* TASK DETAILS *
Pick out each line with the word "intensity" from the material that follows.

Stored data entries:
◇ ◇ ◇ ◇ ◇

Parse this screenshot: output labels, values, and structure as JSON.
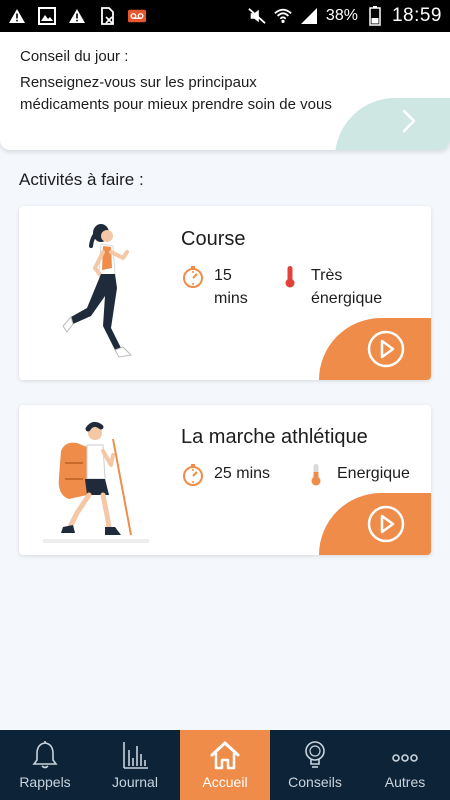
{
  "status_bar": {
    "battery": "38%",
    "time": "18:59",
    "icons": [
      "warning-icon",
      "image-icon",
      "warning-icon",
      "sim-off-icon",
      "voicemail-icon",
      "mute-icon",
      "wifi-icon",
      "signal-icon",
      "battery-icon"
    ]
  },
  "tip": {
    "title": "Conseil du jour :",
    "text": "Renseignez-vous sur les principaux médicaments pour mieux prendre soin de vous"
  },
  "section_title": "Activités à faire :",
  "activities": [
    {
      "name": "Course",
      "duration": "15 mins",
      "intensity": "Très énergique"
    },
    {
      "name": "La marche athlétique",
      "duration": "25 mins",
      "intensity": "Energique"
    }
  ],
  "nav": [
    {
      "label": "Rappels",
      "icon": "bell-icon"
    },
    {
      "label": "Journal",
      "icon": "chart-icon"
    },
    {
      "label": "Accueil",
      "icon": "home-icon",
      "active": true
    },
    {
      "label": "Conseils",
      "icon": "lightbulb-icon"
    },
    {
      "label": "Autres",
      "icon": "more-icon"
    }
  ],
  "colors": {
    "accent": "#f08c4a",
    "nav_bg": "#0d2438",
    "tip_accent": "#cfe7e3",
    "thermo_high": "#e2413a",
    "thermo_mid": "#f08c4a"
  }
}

◇ ◇ ◇ ◇ ◇

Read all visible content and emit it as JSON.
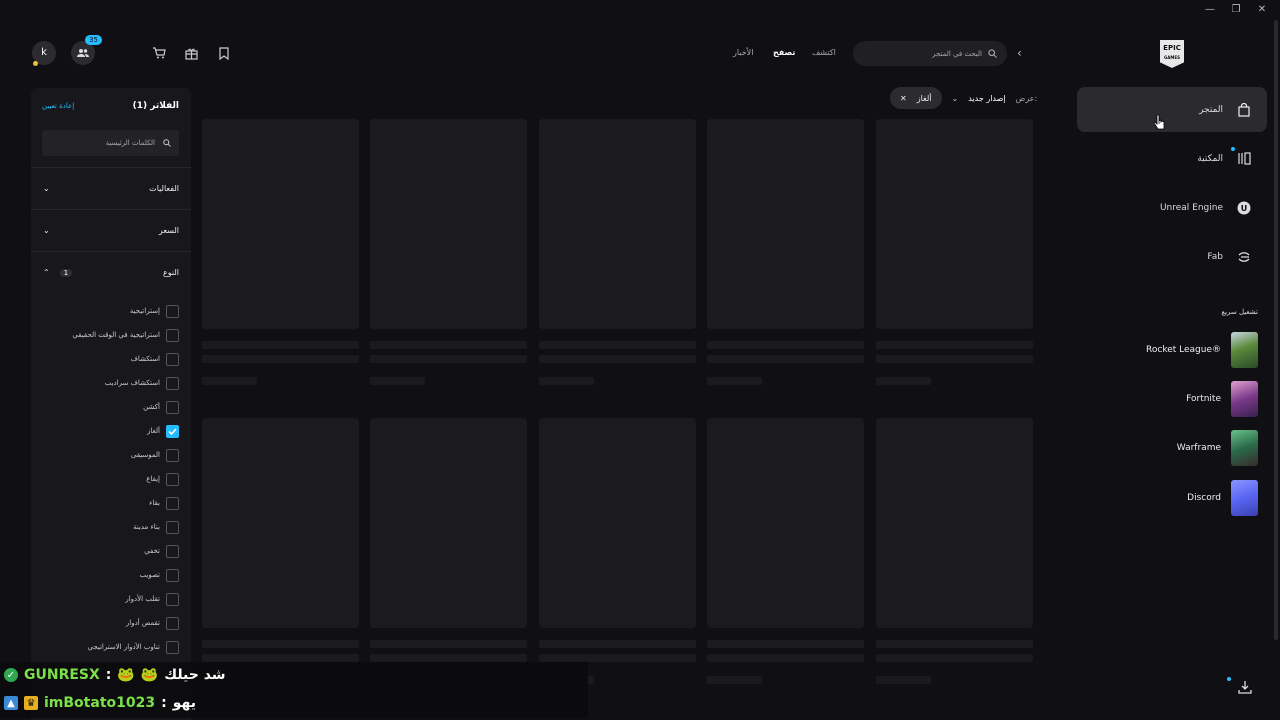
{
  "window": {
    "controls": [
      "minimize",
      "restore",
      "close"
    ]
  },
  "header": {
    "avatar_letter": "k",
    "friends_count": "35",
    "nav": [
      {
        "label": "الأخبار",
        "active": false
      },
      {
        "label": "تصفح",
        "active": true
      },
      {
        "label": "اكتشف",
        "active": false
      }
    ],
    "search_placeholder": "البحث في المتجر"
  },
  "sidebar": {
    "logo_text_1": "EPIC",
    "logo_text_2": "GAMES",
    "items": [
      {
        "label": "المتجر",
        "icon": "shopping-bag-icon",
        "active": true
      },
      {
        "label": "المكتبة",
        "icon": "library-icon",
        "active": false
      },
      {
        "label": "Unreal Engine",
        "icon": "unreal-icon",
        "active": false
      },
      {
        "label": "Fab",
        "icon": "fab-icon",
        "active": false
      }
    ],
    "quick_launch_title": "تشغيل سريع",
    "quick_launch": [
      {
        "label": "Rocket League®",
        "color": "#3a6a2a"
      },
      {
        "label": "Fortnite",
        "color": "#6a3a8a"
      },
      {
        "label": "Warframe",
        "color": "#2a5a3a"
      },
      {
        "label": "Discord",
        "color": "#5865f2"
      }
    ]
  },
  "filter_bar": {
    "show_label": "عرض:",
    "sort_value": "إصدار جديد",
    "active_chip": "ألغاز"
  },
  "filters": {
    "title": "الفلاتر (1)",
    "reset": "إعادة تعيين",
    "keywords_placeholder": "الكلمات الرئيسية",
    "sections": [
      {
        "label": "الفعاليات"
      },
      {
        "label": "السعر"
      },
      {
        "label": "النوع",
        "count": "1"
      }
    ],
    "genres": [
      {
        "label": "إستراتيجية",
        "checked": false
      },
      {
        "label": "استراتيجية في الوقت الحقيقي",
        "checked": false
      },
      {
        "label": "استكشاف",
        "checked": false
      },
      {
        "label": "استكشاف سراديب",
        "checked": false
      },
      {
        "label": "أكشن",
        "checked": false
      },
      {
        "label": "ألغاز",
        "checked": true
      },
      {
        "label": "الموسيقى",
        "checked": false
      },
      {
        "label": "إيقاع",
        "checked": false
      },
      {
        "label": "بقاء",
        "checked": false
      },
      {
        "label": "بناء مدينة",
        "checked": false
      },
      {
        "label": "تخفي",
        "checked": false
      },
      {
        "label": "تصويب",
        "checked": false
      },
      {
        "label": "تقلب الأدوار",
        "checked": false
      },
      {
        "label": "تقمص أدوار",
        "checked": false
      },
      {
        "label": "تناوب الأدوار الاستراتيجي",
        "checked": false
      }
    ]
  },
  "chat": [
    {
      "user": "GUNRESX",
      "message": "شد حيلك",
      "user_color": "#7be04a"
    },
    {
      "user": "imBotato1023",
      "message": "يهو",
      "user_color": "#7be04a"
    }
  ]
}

◇ ◇ ◇ ◇ ◇

* RESPONSE TO THE TASK *
      "intensity": "Très énergique"
      "intensity": "Energique"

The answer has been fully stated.